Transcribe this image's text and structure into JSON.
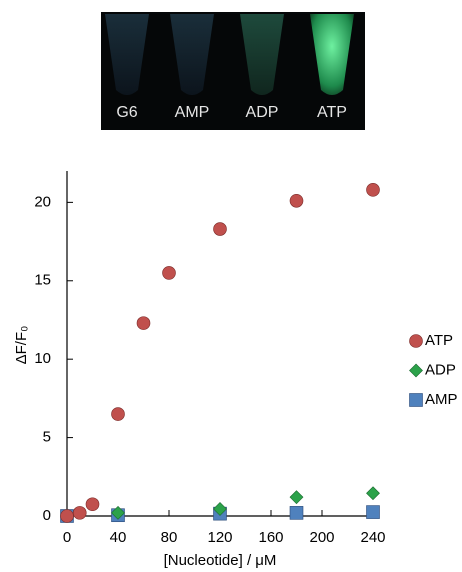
{
  "photo": {
    "labels": [
      "G6",
      "AMP",
      "ADP",
      "ATP"
    ]
  },
  "chart_data": {
    "type": "scatter",
    "xlabel": "[Nucleotide] / μM",
    "ylabel": "ΔF/F₀",
    "xlim": [
      0,
      240
    ],
    "ylim": [
      0,
      22
    ],
    "xticks": [
      0,
      40,
      80,
      120,
      160,
      200,
      240
    ],
    "yticks": [
      0,
      5,
      10,
      15,
      20
    ],
    "legend": "right",
    "series": [
      {
        "name": "ATP",
        "color": "#c0504d",
        "marker": "circle",
        "x": [
          0,
          10,
          20,
          40,
          60,
          80,
          120,
          180,
          240
        ],
        "values": [
          0,
          0.2,
          0.75,
          6.5,
          12.3,
          15.5,
          18.3,
          20.1,
          20.8
        ]
      },
      {
        "name": "ADP",
        "color": "#2ca24a",
        "marker": "diamond",
        "x": [
          0,
          40,
          120,
          180,
          240
        ],
        "values": [
          0,
          0.2,
          0.45,
          1.2,
          1.45
        ]
      },
      {
        "name": "AMP",
        "color": "#4f81bd",
        "marker": "square",
        "x": [
          0,
          40,
          120,
          180,
          240
        ],
        "values": [
          0,
          0.05,
          0.15,
          0.2,
          0.25
        ]
      }
    ]
  }
}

..............................

> **Exercise instructions**: Pick out every line with the string "color" and copy it.

> **Solution**:
        "color": "#c0504d",
        "color": "#2ca24a",
        "color": "#4f81bd",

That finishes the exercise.